[Items from a data source]
-------------------------

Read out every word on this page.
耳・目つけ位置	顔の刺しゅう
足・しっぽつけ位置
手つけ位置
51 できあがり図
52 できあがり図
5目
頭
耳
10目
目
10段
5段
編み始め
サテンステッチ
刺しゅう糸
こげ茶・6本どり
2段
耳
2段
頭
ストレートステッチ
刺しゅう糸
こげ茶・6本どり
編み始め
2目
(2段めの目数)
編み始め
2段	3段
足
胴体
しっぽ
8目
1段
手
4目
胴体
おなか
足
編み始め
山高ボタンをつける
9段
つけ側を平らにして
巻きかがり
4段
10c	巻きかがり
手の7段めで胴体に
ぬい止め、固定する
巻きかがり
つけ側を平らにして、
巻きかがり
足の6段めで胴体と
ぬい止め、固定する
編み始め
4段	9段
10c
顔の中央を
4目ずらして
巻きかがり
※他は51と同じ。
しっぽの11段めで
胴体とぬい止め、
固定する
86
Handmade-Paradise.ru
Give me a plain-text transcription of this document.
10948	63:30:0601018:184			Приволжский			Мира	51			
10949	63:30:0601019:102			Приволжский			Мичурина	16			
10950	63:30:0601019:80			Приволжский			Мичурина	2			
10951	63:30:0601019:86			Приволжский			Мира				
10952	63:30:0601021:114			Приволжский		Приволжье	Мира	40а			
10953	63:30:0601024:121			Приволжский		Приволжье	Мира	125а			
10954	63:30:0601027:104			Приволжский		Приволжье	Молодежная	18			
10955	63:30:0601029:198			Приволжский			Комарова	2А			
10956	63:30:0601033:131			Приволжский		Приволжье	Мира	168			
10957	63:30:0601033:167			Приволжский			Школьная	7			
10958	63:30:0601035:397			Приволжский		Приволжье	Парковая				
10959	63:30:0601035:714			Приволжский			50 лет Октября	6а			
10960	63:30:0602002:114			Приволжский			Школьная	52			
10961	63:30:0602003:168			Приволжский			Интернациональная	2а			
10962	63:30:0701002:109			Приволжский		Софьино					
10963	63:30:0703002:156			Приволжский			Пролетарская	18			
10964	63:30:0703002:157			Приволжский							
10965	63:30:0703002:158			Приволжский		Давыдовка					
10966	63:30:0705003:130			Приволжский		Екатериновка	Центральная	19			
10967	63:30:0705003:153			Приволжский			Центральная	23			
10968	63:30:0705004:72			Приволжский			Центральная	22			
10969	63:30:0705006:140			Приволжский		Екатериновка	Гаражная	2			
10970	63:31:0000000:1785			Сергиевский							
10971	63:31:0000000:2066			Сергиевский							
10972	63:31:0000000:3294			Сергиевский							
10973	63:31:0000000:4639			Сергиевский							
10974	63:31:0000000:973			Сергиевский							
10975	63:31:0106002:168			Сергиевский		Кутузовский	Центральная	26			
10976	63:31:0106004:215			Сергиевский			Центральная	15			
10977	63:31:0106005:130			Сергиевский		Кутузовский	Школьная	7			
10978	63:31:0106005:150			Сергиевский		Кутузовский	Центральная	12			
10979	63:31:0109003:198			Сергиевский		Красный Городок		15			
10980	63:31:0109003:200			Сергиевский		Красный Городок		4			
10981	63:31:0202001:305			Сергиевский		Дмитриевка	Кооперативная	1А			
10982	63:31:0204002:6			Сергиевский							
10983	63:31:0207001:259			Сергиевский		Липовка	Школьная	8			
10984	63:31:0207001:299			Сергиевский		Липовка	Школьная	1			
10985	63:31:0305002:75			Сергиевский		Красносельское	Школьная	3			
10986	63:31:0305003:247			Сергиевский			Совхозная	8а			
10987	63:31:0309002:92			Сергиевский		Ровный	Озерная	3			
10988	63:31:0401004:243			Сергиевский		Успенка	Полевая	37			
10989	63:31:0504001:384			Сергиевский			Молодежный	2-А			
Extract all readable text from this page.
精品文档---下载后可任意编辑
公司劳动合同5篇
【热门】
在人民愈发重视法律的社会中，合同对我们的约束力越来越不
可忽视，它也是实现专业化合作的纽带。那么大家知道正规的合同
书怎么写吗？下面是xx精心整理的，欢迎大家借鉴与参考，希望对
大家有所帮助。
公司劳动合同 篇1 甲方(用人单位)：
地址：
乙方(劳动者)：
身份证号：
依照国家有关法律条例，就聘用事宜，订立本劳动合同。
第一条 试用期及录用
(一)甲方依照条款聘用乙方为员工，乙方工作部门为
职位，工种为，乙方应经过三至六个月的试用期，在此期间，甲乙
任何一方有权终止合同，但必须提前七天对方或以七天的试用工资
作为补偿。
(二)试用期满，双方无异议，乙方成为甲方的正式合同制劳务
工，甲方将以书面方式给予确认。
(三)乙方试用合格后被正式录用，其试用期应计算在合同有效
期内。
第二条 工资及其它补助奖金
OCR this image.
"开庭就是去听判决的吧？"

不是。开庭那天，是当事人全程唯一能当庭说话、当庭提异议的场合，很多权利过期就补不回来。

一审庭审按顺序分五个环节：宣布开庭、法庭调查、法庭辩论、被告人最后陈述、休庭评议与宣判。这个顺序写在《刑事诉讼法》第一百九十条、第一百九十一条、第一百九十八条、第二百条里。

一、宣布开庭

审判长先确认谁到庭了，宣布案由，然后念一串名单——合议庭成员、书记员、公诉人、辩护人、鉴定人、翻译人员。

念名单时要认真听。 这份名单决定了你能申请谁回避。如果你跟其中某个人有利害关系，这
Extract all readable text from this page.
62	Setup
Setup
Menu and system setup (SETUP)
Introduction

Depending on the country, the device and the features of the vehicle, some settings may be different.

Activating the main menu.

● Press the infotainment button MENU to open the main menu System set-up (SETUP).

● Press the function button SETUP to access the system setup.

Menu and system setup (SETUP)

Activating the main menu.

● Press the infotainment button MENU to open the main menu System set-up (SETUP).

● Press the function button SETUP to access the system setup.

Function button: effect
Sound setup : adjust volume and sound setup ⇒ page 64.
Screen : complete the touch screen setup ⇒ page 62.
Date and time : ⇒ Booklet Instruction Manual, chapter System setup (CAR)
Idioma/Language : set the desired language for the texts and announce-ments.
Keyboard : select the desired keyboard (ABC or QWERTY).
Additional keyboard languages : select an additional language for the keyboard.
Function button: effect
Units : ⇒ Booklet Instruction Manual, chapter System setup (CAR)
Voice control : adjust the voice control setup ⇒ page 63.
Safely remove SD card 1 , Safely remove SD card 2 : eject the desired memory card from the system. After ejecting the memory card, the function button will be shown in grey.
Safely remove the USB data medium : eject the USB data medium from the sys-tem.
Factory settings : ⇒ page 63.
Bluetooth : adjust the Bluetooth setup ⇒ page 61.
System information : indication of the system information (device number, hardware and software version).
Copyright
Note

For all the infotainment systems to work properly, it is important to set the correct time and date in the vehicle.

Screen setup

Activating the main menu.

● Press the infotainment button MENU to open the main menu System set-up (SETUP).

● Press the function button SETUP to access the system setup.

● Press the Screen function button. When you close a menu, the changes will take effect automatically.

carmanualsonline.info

-------------------------

(GIVEN TASK):
Write out the data exactly as it stands.

(SOLVED PROBLEM):
Read out every word on this page.
耳・目つけ位置	顔の刺しゅう
足・しっぽつけ位置
手つけ位置
51 できあがり図
52 できあがり図
5目
頭
耳
10目
目
10段
5段
編み始め
サテンステッチ
刺しゅう糸
こげ茶・6本どり
2段
耳
2段
頭
ストレートステッチ
刺しゅう糸
こげ茶・6本どり
編み始め
2目
(2段めの目数)
編み始め
2段	3段
足
胴体
しっぽ
8目
1段
手
4目
胴体
おなか
足
編み始め
山高ボタンをつける
9段
つけ側を平らにして
巻きかがり
4段
10c	巻きかがり
手の7段めで胴体に
ぬい止め、固定する
巻きかがり
つけ側を平らにして、
巻きかがり
足の6段めで胴体と
ぬい止め、固定する
編み始め
4段	9段
10c
顔の中央を
4目ずらして
巻きかがり
※他は51と同じ。
しっぽの11段めで
胴体とぬい止め、
固定する
86
Handmade-Paradise.ru
Give me a plain-text transcription of this document.
10948	63:30:0601018:184			Приволжский			Мира	51			
10949	63:30:0601019:102			Приволжский			Мичурина	16			
10950	63:30:0601019:80			Приволжский			Мичурина	2			
10951	63:30:0601019:86			Приволжский			Мира				
10952	63:30:0601021:114			Приволжский		Приволжье	Мира	40а			
10953	63:30:0601024:121			Приволжский		Приволжье	Мира	125а			
10954	63:30:0601027:104			Приволжский		Приволжье	Молодежная	18			
10955	63:30:0601029:198			Приволжский			Комарова	2А			
10956	63:30:0601033:131			Приволжский		Приволжье	Мира	168			
10957	63:30:0601033:167			Приволжский			Школьная	7			
10958	63:30:0601035:397			Приволжский		Приволжье	Парковая				
10959	63:30:0601035:714			Приволжский			50 лет Октября	6а			
10960	63:30:0602002:114			Приволжский			Школьная	52			
10961	63:30:0602003:168			Приволжский			Интернациональная	2а			
10962	63:30:0701002:109			Приволжский		Софьино					
10963	63:30:0703002:156			Приволжский			Пролетарская	18			
10964	63:30:0703002:157			Приволжский							
10965	63:30:0703002:158			Приволжский		Давыдовка					
10966	63:30:0705003:130			Приволжский		Екатериновка	Центральная	19			
10967	63:30:0705003:153			Приволжский			Центральная	23			
10968	63:30:0705004:72			Приволжский			Центральная	22			
10969	63:30:0705006:140			Приволжский		Екатериновка	Гаражная	2			
10970	63:31:0000000:1785			Сергиевский							
10971	63:31:0000000:2066			Сергиевский							
10972	63:31:0000000:3294			Сергиевский							
10973	63:31:0000000:4639			Сергиевский							
10974	63:31:0000000:973			Сергиевский							
10975	63:31:0106002:168			Сергиевский		Кутузовский	Центральная	26			
10976	63:31:0106004:215			Сергиевский			Центральная	15			
10977	63:31:0106005:130			Сергиевский		Кутузовский	Школьная	7			
10978	63:31:0106005:150			Сергиевский		Кутузовский	Центральная	12			
10979	63:31:0109003:198			Сергиевский		Красный Городок		15			
10980	63:31:0109003:200			Сергиевский		Красный Городок		4			
10981	63:31:0202001:305			Сергиевский		Дмитриевка	Кооперативная	1А			
10982	63:31:0204002:6			Сергиевский							
10983	63:31:0207001:259			Сергиевский		Липовка	Школьная	8			
10984	63:31:0207001:299			Сергиевский		Липовка	Школьная	1			
10985	63:31:0305002:75			Сергиевский		Красносельское	Школьная	3			
10986	63:31:0305003:247			Сергиевский			Совхозная	8а			
10987	63:31:0309002:92			Сергиевский		Ровный	Озерная	3			
10988	63:31:0401004:243			Сергиевский		Успенка	Полевая	37			
10989	63:31:0504001:384			Сергиевский			Молодежный	2-А			
Extract all readable text from this page.
精品文档---下载后可任意编辑
公司劳动合同5篇
【热门】
在人民愈发重视法律的社会中，合同对我们的约束力越来越不
可忽视，它也是实现专业化合作的纽带。那么大家知道正规的合同
书怎么写吗？下面是xx精心整理的，欢迎大家借鉴与参考，希望对
大家有所帮助。
公司劳动合同 篇1 甲方(用人单位)：
地址：
乙方(劳动者)：
身份证号：
依照国家有关法律条例，就聘用事宜，订立本劳动合同。
第一条 试用期及录用
(一)甲方依照条款聘用乙方为员工，乙方工作部门为
职位，工种为，乙方应经过三至六个月的试用期，在此期间，甲乙
任何一方有权终止合同，但必须提前七天对方或以七天的试用工资
作为补偿。
(二)试用期满，双方无异议，乙方成为甲方的正式合同制劳务
工，甲方将以书面方式给予确认。
(三)乙方试用合格后被正式录用，其试用期应计算在合同有效
期内。
第二条 工资及其它补助奖金
OCR this image.
"开庭就是去听判决的吧？"

不是。开庭那天，是当事人全程唯一能当庭说话、当庭提异议的场合，很多权利过期就补不回来。

一审庭审按顺序分五个环节：宣布开庭、法庭调查、法庭辩论、被告人最后陈述、休庭评议与宣判。这个顺序写在《刑事诉讼法》第一百九十条、第一百九十一条、第一百九十八条、第二百条里。

一、宣布开庭

审判长先确认谁到庭了，宣布案由，然后念一串名单——合议庭成员、书记员、公诉人、辩护人、鉴定人、翻译人员。

念名单时要认真听。 这份名单决定了你能申请谁回避。如果你跟其中某个人有利害关系，这
Extract all readable text from this page.
62	Setup
Setup
Menu and system setup (SETUP)
Introduction

Depending on the country, the device and the features of the vehicle, some settings may be different.

Activating the main menu.

● Press the infotainment button MENU to open the main menu System set-up (SETUP).

● Press the function button SETUP to access the system setup.

Menu and system setup (SETUP)

Activating the main menu.

● Press the infotainment button MENU to open the main menu System set-up (SETUP).

● Press the function button SETUP to access the system setup.

Function button: effect
Sound setup : adjust volume and sound setup ⇒ page 64.
Screen : complete the touch screen setup ⇒ page 62.
Date and time : ⇒ Booklet Instruction Manual, chapter System setup (CAR)
Idioma/Language : set the desired language for the texts and announce-ments.
Keyboard : select the desired keyboard (ABC or QWERTY).
Additional keyboard languages : select an additional language for the keyboard.
Function button: effect
Units : ⇒ Booklet Instruction Manual, chapter System setup (CAR)
Voice control : adjust the voice control setup ⇒ page 63.
Safely remove SD card 1 , Safely remove SD card 2 : eject the desired memory card from the system. After ejecting the memory card, the function button will be shown in grey.
Safely remove the USB data medium : eject the USB data medium from the sys-tem.
Factory settings : ⇒ page 63.
Bluetooth : adjust the Bluetooth setup ⇒ page 61.
System information : indication of the system information (device number, hardware and software version).
Copyright
Note

For all the infotainment systems to work properly, it is important to set the correct time and date in the vehicle.

Screen setup

Activating the main menu.

● Press the infotainment button MENU to open the main menu System set-up (SETUP).

● Press the function button SETUP to access the system setup.

● Press the Screen function button. When you close a menu, the changes will take effect automatically.

carmanualsonline.info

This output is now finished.